» Goal of the exercise:
Write out the full listing exactly as given, minus the images.

» Exercise materials:
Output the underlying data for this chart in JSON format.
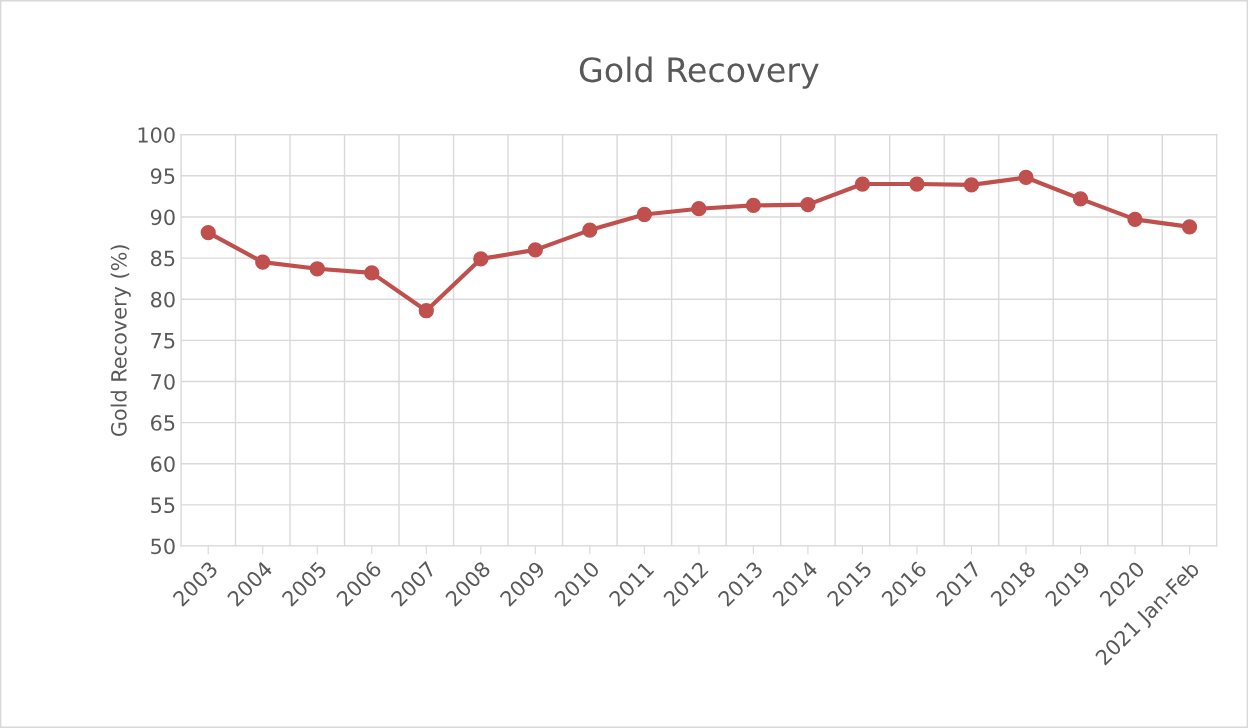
{
  "chart_data": {
    "type": "line",
    "title": "Gold Recovery",
    "ylabel": "Gold Recovery (%)",
    "categories": [
      "2003",
      "2004",
      "2005",
      "2006",
      "2007",
      "2008",
      "2009",
      "2010",
      "2011",
      "2012",
      "2013",
      "2014",
      "2015",
      "2016",
      "2017",
      "2018",
      "2019",
      "2020",
      "2021 Jan-Feb"
    ],
    "series": [
      {
        "color": "#c0504d",
        "values": [
          88.1,
          84.5,
          83.7,
          83.2,
          78.6,
          84.9,
          86.0,
          88.4,
          90.3,
          91.0,
          91.4,
          91.5,
          94.0,
          94.0,
          93.9,
          94.8,
          92.2,
          89.7,
          88.8
        ]
      }
    ],
    "ylim": [
      50,
      100
    ],
    "yticks": [
      50,
      55,
      60,
      65,
      70,
      75,
      80,
      85,
      90,
      95,
      100
    ],
    "grid": true,
    "marker": "circle",
    "line_style": "solid"
  }
}
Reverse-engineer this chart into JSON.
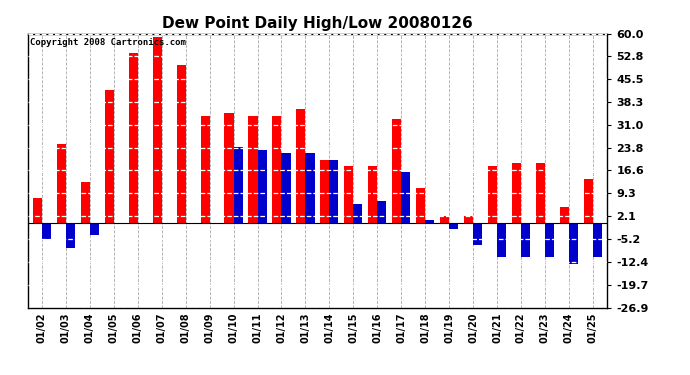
{
  "title": "Dew Point Daily High/Low 20080126",
  "copyright": "Copyright 2008 Cartronics.com",
  "dates": [
    "01/02",
    "01/03",
    "01/04",
    "01/05",
    "01/06",
    "01/07",
    "01/08",
    "01/09",
    "01/10",
    "01/11",
    "01/12",
    "01/13",
    "01/14",
    "01/15",
    "01/16",
    "01/17",
    "01/18",
    "01/19",
    "01/20",
    "01/21",
    "01/22",
    "01/23",
    "01/24",
    "01/25"
  ],
  "highs": [
    8.0,
    25.0,
    13.0,
    42.0,
    54.0,
    59.0,
    50.0,
    34.0,
    35.0,
    34.0,
    34.0,
    36.0,
    20.0,
    18.0,
    18.0,
    33.0,
    11.0,
    2.0,
    2.0,
    18.0,
    19.0,
    19.0,
    5.0,
    14.0
  ],
  "lows": [
    -5.0,
    -8.0,
    -4.0,
    0.0,
    0.0,
    0.0,
    0.0,
    0.0,
    24.0,
    23.0,
    22.0,
    22.0,
    20.0,
    6.0,
    7.0,
    16.0,
    1.0,
    -2.0,
    -7.0,
    -11.0,
    -11.0,
    -11.0,
    -13.0,
    -11.0
  ],
  "high_color": "#ff0000",
  "low_color": "#0000cc",
  "background_color": "#ffffff",
  "plot_bg_color": "#ffffff",
  "yticks": [
    60.0,
    52.8,
    45.5,
    38.3,
    31.0,
    23.8,
    16.6,
    9.3,
    2.1,
    -5.2,
    -12.4,
    -19.7,
    -26.9
  ],
  "ymin": -26.9,
  "ymax": 60.0,
  "bar_width": 0.38,
  "figwidth": 6.9,
  "figheight": 3.75,
  "dpi": 100
}
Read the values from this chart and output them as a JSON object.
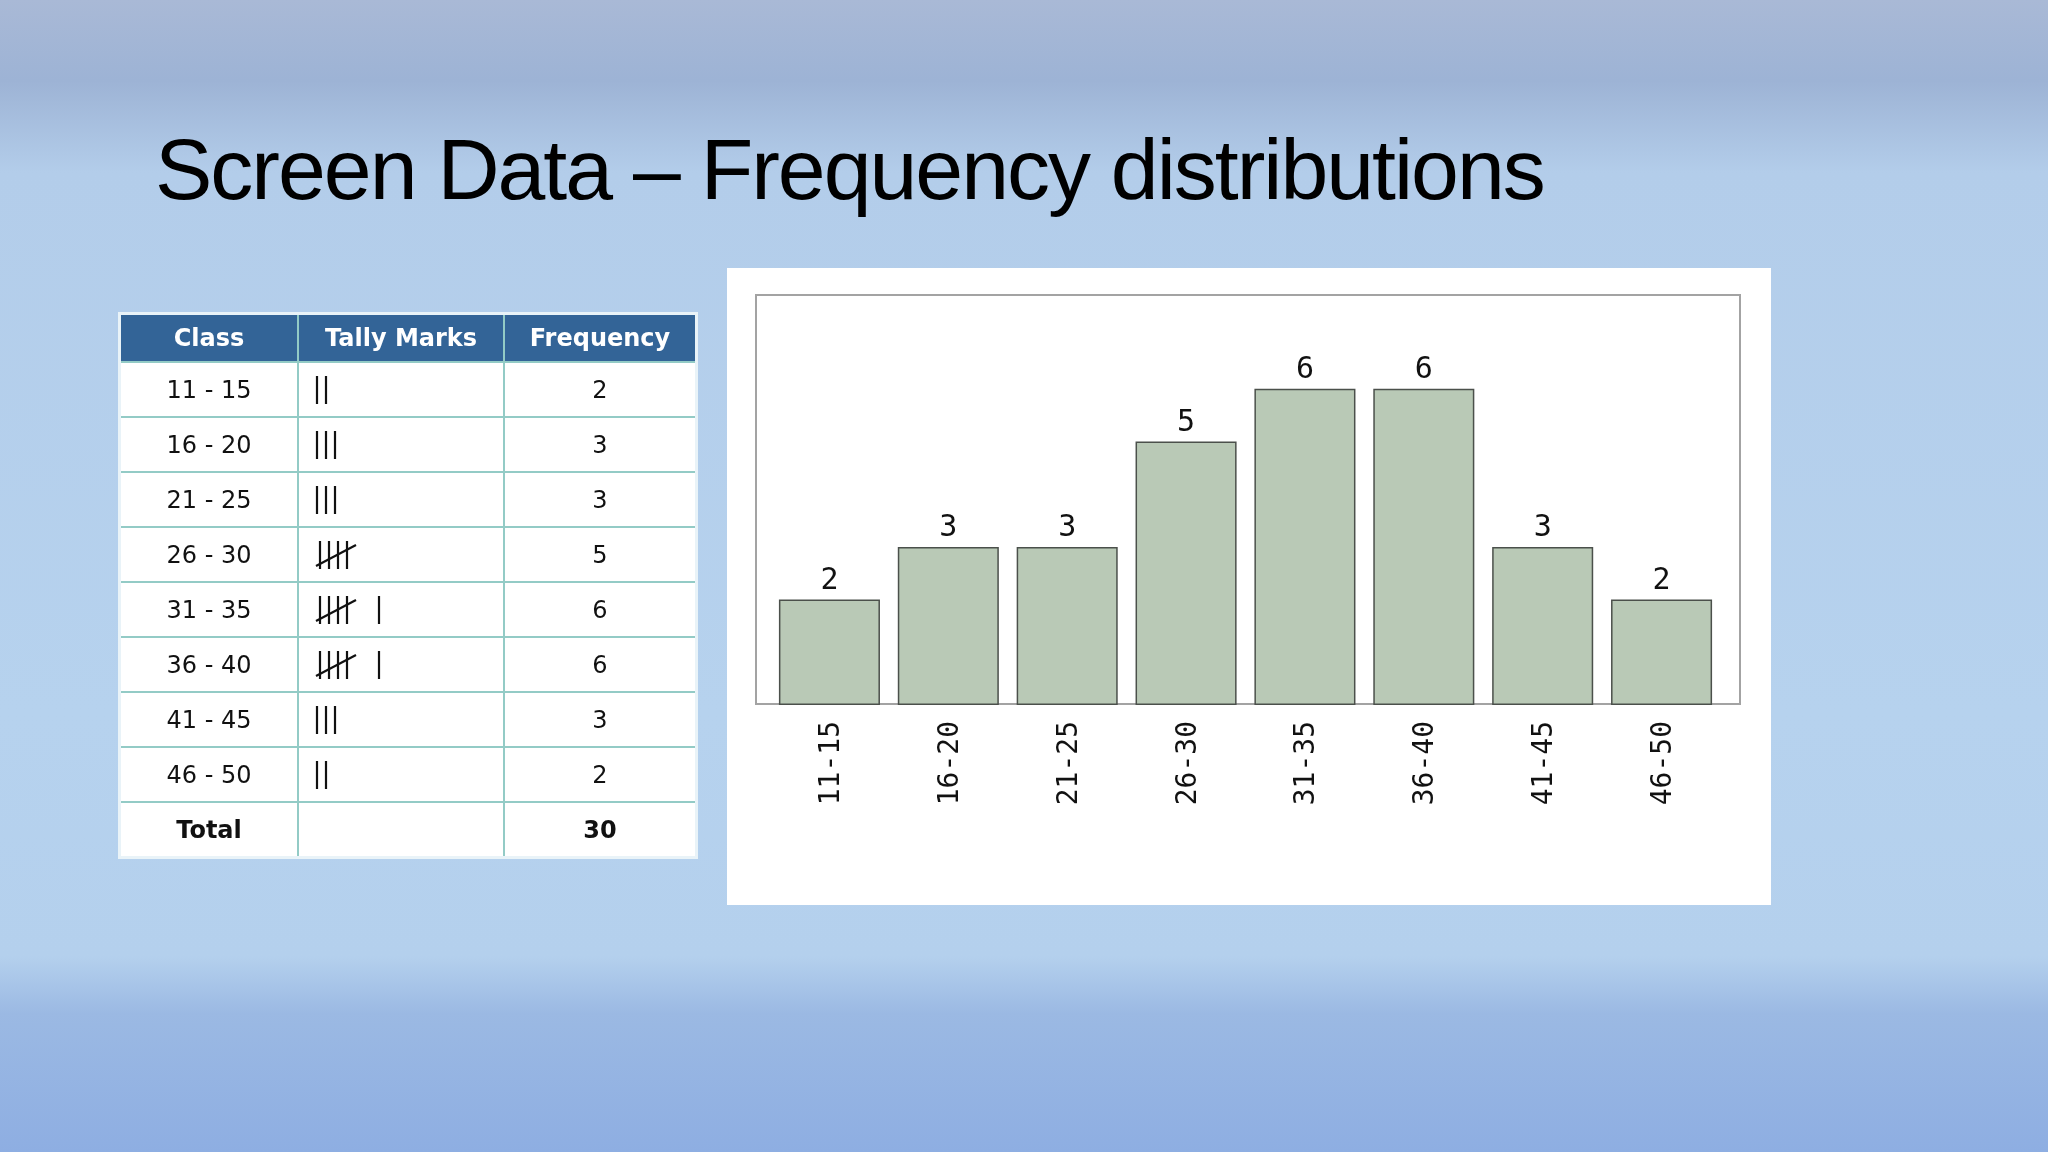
{
  "chart_data": [
    {
      "type": "other",
      "title": "Screen Data – Frequency distributions",
      "categories": [
        "11 - 15",
        "16 - 20",
        "21 - 25",
        "26 - 30",
        "31 - 35",
        "36 - 40",
        "41 - 45",
        "46 - 50"
      ],
      "values": [
        2,
        3,
        3,
        5,
        6,
        6,
        3,
        2
      ],
      "data_labels": true,
      "annotations": [
        "Class",
        "Tally Marks",
        "Frequency",
        "Total",
        "30"
      ]
    },
    {
      "type": "bar",
      "categories": [
        "11-15",
        "16-20",
        "21-25",
        "26-30",
        "31-35",
        "36-40",
        "41-45",
        "46-50"
      ],
      "values": [
        2,
        3,
        3,
        5,
        6,
        6,
        3,
        2
      ],
      "color": "#b9c9b6",
      "data_labels": true,
      "tick_labels": "x"
    }
  ]
}
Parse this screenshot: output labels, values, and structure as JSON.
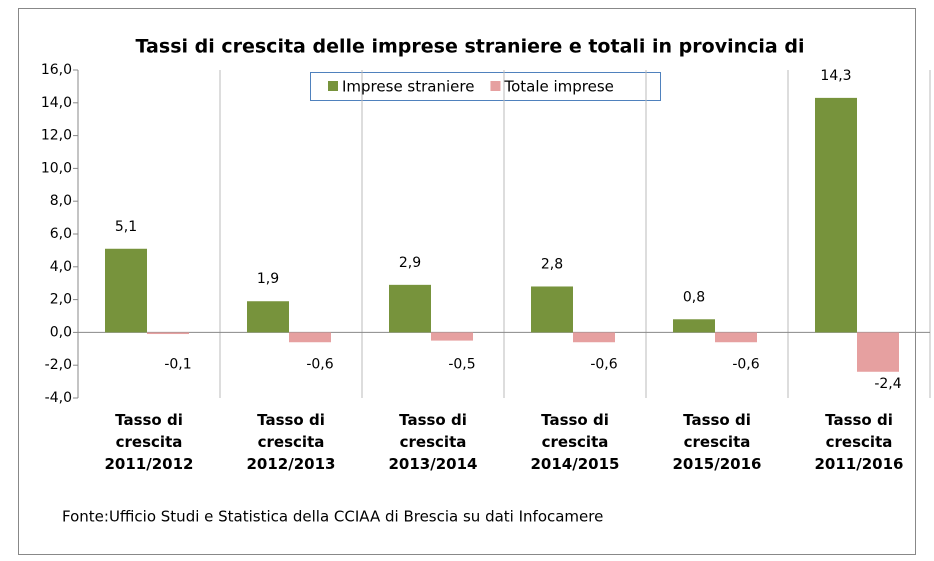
{
  "chart_data": {
    "type": "bar",
    "title": "Tassi di crescita delle imprese straniere e totali in provincia di",
    "categories": [
      "Tasso di crescita 2011/2012",
      "Tasso di crescita 2012/2013",
      "Tasso di crescita 2013/2014",
      "Tasso di crescita 2014/2015",
      "Tasso di crescita 2015/2016",
      "Tasso di crescita 2011/2016"
    ],
    "series": [
      {
        "name": "Imprese straniere",
        "color": "#77933c",
        "values": [
          5.1,
          1.9,
          2.9,
          2.8,
          0.8,
          14.3
        ],
        "value_labels": [
          "5,1",
          "1,9",
          "2,9",
          "2,8",
          "0,8",
          "14,3"
        ]
      },
      {
        "name": "Totale imprese",
        "color": "#e6a0a0",
        "values": [
          -0.1,
          -0.6,
          -0.5,
          -0.6,
          -0.6,
          -2.4
        ],
        "value_labels": [
          "-0,1",
          "-0,6",
          "-0,5",
          "-0,6",
          "-0,6",
          "-2,4"
        ]
      }
    ],
    "ylim": [
      -4,
      16
    ],
    "yticks": [
      {
        "value": -4,
        "label": "-4,0"
      },
      {
        "value": -2,
        "label": "-2,0"
      },
      {
        "value": 0,
        "label": "0,0"
      },
      {
        "value": 2,
        "label": "2,0"
      },
      {
        "value": 4,
        "label": "4,0"
      },
      {
        "value": 6,
        "label": "6,0"
      },
      {
        "value": 8,
        "label": "8,0"
      },
      {
        "value": 10,
        "label": "10,0"
      },
      {
        "value": 12,
        "label": "12,0"
      },
      {
        "value": 14,
        "label": "14,0"
      },
      {
        "value": 16,
        "label": "16,0"
      }
    ],
    "legend": "top",
    "source": "Fonte:Ufficio Studi e Statistica della CCIAA di Brescia su dati Infocamere"
  }
}
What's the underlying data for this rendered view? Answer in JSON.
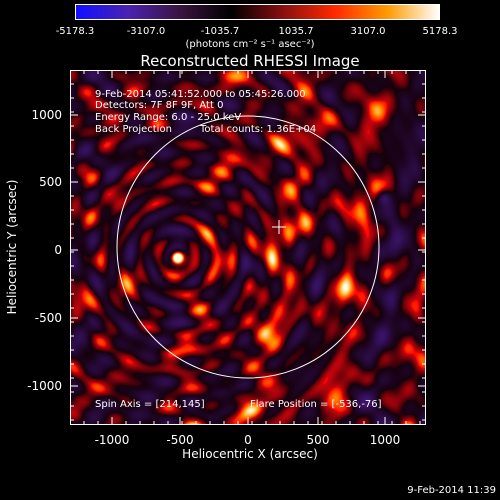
{
  "colorbar": {
    "ticks": [
      "-5178.3",
      "-3107.0",
      "-1035.7",
      "1035.7",
      "3107.0",
      "5178.3"
    ],
    "unit": "(photons cm⁻² s⁻¹ asec⁻²)",
    "colors": [
      "#1010ff",
      "#4a22b0",
      "#3a1440",
      "#000000",
      "#8a0f10",
      "#ff2a00",
      "#ff9a00",
      "#ffffff"
    ]
  },
  "title": "Reconstructed RHESSI Image",
  "info": {
    "time_range": "9-Feb-2014 05:41:52.000 to 05:45:26.000",
    "detectors": "Detectors: 7F 8F 9F, Att 0",
    "energy": "Energy Range: 6.0 - 25.0 keV",
    "method": "Back Projection",
    "counts": "Total counts: 1.36E+04",
    "spin_axis": "Spin Axis = [214,145]",
    "flare_position": "Flare Position = [-536,-76]"
  },
  "axes": {
    "xlabel": "Heliocentric X (arcsec)",
    "ylabel": "Heliocentric Y (arcsec)",
    "xticks": [
      "-1000",
      "-500",
      "0",
      "500",
      "1000"
    ],
    "yticks": [
      "1000",
      "500",
      "0",
      "-500",
      "-1000"
    ],
    "xlim": [
      -1290,
      1290
    ],
    "ylim": [
      -1290,
      1290
    ]
  },
  "footer": {
    "date": "9-Feb-2014 11:39"
  }
}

» Response:
Output the underlying data for this chart in JSON format.
{
  "chart_data": {
    "type": "line",
    "title": "Gold Recovery",
    "ylabel": "Gold Recovery (%)",
    "categories": [
      "2003",
      "2004",
      "2005",
      "2006",
      "2007",
      "2008",
      "2009",
      "2010",
      "2011",
      "2012",
      "2013",
      "2014",
      "2015",
      "2016",
      "2017",
      "2018",
      "2019",
      "2020",
      "2021 Jan-Feb"
    ],
    "series": [
      {
        "color": "#c0504d",
        "values": [
          88.1,
          84.5,
          83.7,
          83.2,
          78.6,
          84.9,
          86.0,
          88.4,
          90.3,
          91.0,
          91.4,
          91.5,
          94.0,
          94.0,
          93.9,
          94.8,
          92.2,
          89.7,
          88.8
        ]
      }
    ],
    "ylim": [
      50,
      100
    ],
    "yticks": [
      50,
      55,
      60,
      65,
      70,
      75,
      80,
      85,
      90,
      95,
      100
    ],
    "grid": true,
    "marker": "circle",
    "line_style": "solid"
  }
}
Reverse-engineer this chart into JSON.
{
  "title": "Dew Point Daily High/Low 20080126",
  "copyright": "Copyright 2008 Cartronics.com",
  "dates": [
    "01/02",
    "01/03",
    "01/04",
    "01/05",
    "01/06",
    "01/07",
    "01/08",
    "01/09",
    "01/10",
    "01/11",
    "01/12",
    "01/13",
    "01/14",
    "01/15",
    "01/16",
    "01/17",
    "01/18",
    "01/19",
    "01/20",
    "01/21",
    "01/22",
    "01/23",
    "01/24",
    "01/25"
  ],
  "highs": [
    8.0,
    25.0,
    13.0,
    42.0,
    54.0,
    59.0,
    50.0,
    34.0,
    35.0,
    34.0,
    34.0,
    36.0,
    20.0,
    18.0,
    18.0,
    33.0,
    11.0,
    2.0,
    2.0,
    18.0,
    19.0,
    19.0,
    5.0,
    14.0
  ],
  "lows": [
    -5.0,
    -8.0,
    -4.0,
    0.0,
    0.0,
    0.0,
    0.0,
    0.0,
    24.0,
    23.0,
    22.0,
    22.0,
    20.0,
    6.0,
    7.0,
    16.0,
    1.0,
    -2.0,
    -7.0,
    -11.0,
    -11.0,
    -11.0,
    -13.0,
    -11.0
  ],
  "high_color": "#ff0000",
  "low_color": "#0000cc",
  "background_color": "#ffffff",
  "plot_bg_color": "#ffffff",
  "yticks": [
    60.0,
    52.8,
    45.5,
    38.3,
    31.0,
    23.8,
    16.6,
    9.3,
    2.1,
    -5.2,
    -12.4,
    -19.7,
    -26.9
  ],
  "ymin": -26.9,
  "ymax": 60.0,
  "bar_width": 0.38,
  "figwidth": 6.9,
  "figheight": 3.75,
  "dpi": 100
}
Read the values from this chart and output them as a JSON object.
{
  "chart_data": [
    {
      "type": "other",
      "title": "Screen Data – Frequency distributions",
      "categories": [
        "11 - 15",
        "16 - 20",
        "21 - 25",
        "26 - 30",
        "31 - 35",
        "36 - 40",
        "41 - 45",
        "46 - 50"
      ],
      "values": [
        2,
        3,
        3,
        5,
        6,
        6,
        3,
        2
      ],
      "data_labels": true,
      "annotations": [
        "Class",
        "Tally Marks",
        "Frequency",
        "Total",
        "30"
      ]
    },
    {
      "type": "bar",
      "categories": [
        "11-15",
        "16-20",
        "21-25",
        "26-30",
        "31-35",
        "36-40",
        "41-45",
        "46-50"
      ],
      "values": [
        2,
        3,
        3,
        5,
        6,
        6,
        3,
        2
      ],
      "color": "#b9c9b6",
      "data_labels": true,
      "tick_labels": "x"
    }
  ]
}
Parse this screenshot: output labels, values, and structure as JSON.
{
  "chart_data": {
    "type": "bar",
    "title": "Tassi di crescita delle imprese straniere e totali in provincia di",
    "categories": [
      "Tasso di crescita 2011/2012",
      "Tasso di crescita 2012/2013",
      "Tasso di crescita 2013/2014",
      "Tasso di crescita 2014/2015",
      "Tasso di crescita 2015/2016",
      "Tasso di crescita 2011/2016"
    ],
    "series": [
      {
        "name": "Imprese straniere",
        "color": "#77933c",
        "values": [
          5.1,
          1.9,
          2.9,
          2.8,
          0.8,
          14.3
        ],
        "value_labels": [
          "5,1",
          "1,9",
          "2,9",
          "2,8",
          "0,8",
          "14,3"
        ]
      },
      {
        "name": "Totale imprese",
        "color": "#e6a0a0",
        "values": [
          -0.1,
          -0.6,
          -0.5,
          -0.6,
          -0.6,
          -2.4
        ],
        "value_labels": [
          "-0,1",
          "-0,6",
          "-0,5",
          "-0,6",
          "-0,6",
          "-2,4"
        ]
      }
    ],
    "ylim": [
      -4,
      16
    ],
    "yticks": [
      {
        "value": -4,
        "label": "-4,0"
      },
      {
        "value": -2,
        "label": "-2,0"
      },
      {
        "value": 0,
        "label": "0,0"
      },
      {
        "value": 2,
        "label": "2,0"
      },
      {
        "value": 4,
        "label": "4,0"
      },
      {
        "value": 6,
        "label": "6,0"
      },
      {
        "value": 8,
        "label": "8,0"
      },
      {
        "value": 10,
        "label": "10,0"
      },
      {
        "value": 12,
        "label": "12,0"
      },
      {
        "value": 14,
        "label": "14,0"
      },
      {
        "value": 16,
        "label": "16,0"
      }
    ],
    "legend": "top",
    "source": "Fonte:Ufficio Studi e Statistica della CCIAA di Brescia su dati Infocamere"
  }
}
What's the underlying data for this rendered view? Answer in JSON.
{
  "colorbar": {
    "ticks": [
      "-5178.3",
      "-3107.0",
      "-1035.7",
      "1035.7",
      "3107.0",
      "5178.3"
    ],
    "unit": "(photons cm⁻² s⁻¹ asec⁻²)",
    "colors": [
      "#1010ff",
      "#4a22b0",
      "#3a1440",
      "#000000",
      "#8a0f10",
      "#ff2a00",
      "#ff9a00",
      "#ffffff"
    ]
  },
  "title": "Reconstructed RHESSI Image",
  "info": {
    "time_range": "9-Feb-2014 05:41:52.000 to 05:45:26.000",
    "detectors": "Detectors: 7F 8F 9F, Att 0",
    "energy": "Energy Range: 6.0 - 25.0 keV",
    "method": "Back Projection",
    "counts": "Total counts: 1.36E+04",
    "spin_axis": "Spin Axis = [214,145]",
    "flare_position": "Flare Position = [-536,-76]"
  },
  "axes": {
    "xlabel": "Heliocentric X (arcsec)",
    "ylabel": "Heliocentric Y (arcsec)",
    "xticks": [
      "-1000",
      "-500",
      "0",
      "500",
      "1000"
    ],
    "yticks": [
      "1000",
      "500",
      "0",
      "-500",
      "-1000"
    ],
    "xlim": [
      -1290,
      1290
    ],
    "ylim": [
      -1290,
      1290
    ]
  },
  "footer": {
    "date": "9-Feb-2014 11:39"
  }
}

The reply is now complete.